### AIM
From the listing below, pick out each line with the word "orale".

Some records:
┌──

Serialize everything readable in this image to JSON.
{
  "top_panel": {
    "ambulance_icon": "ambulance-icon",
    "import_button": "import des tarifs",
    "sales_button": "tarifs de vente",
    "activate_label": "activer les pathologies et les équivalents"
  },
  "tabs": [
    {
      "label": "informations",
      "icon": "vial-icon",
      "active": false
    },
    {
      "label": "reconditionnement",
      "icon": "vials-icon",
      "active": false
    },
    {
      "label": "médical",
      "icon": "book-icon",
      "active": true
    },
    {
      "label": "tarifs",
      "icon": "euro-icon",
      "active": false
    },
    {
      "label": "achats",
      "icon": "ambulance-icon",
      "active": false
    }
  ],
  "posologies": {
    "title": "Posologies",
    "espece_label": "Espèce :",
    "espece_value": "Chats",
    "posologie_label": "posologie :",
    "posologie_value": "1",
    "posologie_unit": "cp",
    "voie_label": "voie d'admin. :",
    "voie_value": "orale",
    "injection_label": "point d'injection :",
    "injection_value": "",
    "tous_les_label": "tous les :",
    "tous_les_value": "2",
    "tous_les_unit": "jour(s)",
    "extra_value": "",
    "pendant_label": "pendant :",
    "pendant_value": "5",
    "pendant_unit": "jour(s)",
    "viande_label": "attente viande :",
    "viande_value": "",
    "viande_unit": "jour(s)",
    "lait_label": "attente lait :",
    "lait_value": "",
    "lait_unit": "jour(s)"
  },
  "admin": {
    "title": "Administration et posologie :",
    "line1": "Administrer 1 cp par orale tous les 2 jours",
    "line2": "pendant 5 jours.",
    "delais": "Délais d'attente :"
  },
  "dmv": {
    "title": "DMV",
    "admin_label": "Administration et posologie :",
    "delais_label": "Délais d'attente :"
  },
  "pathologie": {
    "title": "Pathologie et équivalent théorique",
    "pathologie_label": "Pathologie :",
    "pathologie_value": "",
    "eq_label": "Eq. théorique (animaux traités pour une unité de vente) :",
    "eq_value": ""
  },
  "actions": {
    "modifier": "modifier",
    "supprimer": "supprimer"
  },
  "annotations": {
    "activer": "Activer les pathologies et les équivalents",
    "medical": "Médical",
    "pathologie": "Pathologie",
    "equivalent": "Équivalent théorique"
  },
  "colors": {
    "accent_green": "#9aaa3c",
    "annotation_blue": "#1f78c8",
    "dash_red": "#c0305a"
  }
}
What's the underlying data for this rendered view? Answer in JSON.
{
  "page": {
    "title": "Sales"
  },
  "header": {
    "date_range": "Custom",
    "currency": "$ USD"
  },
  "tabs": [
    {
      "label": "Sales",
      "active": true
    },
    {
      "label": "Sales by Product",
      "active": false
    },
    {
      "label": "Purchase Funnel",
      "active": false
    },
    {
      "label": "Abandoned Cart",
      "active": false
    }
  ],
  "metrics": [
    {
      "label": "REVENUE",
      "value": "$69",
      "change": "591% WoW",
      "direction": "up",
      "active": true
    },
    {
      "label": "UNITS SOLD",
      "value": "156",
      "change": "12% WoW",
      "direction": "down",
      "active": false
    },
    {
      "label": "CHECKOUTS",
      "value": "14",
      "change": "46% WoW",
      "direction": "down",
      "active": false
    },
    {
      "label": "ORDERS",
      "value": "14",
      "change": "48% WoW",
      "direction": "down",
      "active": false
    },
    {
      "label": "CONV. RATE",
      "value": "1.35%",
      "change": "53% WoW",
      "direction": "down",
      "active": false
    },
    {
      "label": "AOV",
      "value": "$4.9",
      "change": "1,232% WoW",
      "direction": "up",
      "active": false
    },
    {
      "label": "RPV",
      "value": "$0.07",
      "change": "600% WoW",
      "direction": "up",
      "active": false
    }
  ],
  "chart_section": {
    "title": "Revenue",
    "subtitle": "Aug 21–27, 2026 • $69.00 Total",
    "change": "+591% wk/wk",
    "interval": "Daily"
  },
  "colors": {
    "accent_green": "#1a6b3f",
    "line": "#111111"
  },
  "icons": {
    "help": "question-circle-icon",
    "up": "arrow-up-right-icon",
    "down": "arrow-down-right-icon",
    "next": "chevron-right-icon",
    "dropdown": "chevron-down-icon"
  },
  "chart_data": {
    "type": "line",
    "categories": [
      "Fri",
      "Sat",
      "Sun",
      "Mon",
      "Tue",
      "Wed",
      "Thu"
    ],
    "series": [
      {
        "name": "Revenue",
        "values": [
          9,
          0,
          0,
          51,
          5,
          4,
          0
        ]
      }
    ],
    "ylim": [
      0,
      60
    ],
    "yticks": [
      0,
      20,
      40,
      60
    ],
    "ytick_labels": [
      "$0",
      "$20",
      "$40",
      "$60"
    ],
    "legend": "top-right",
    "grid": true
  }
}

└──

### WRITTEN REPLY
    "voie_value": "orale",
    "line1": "Administrer 1 cp par orale tous les 2 jours",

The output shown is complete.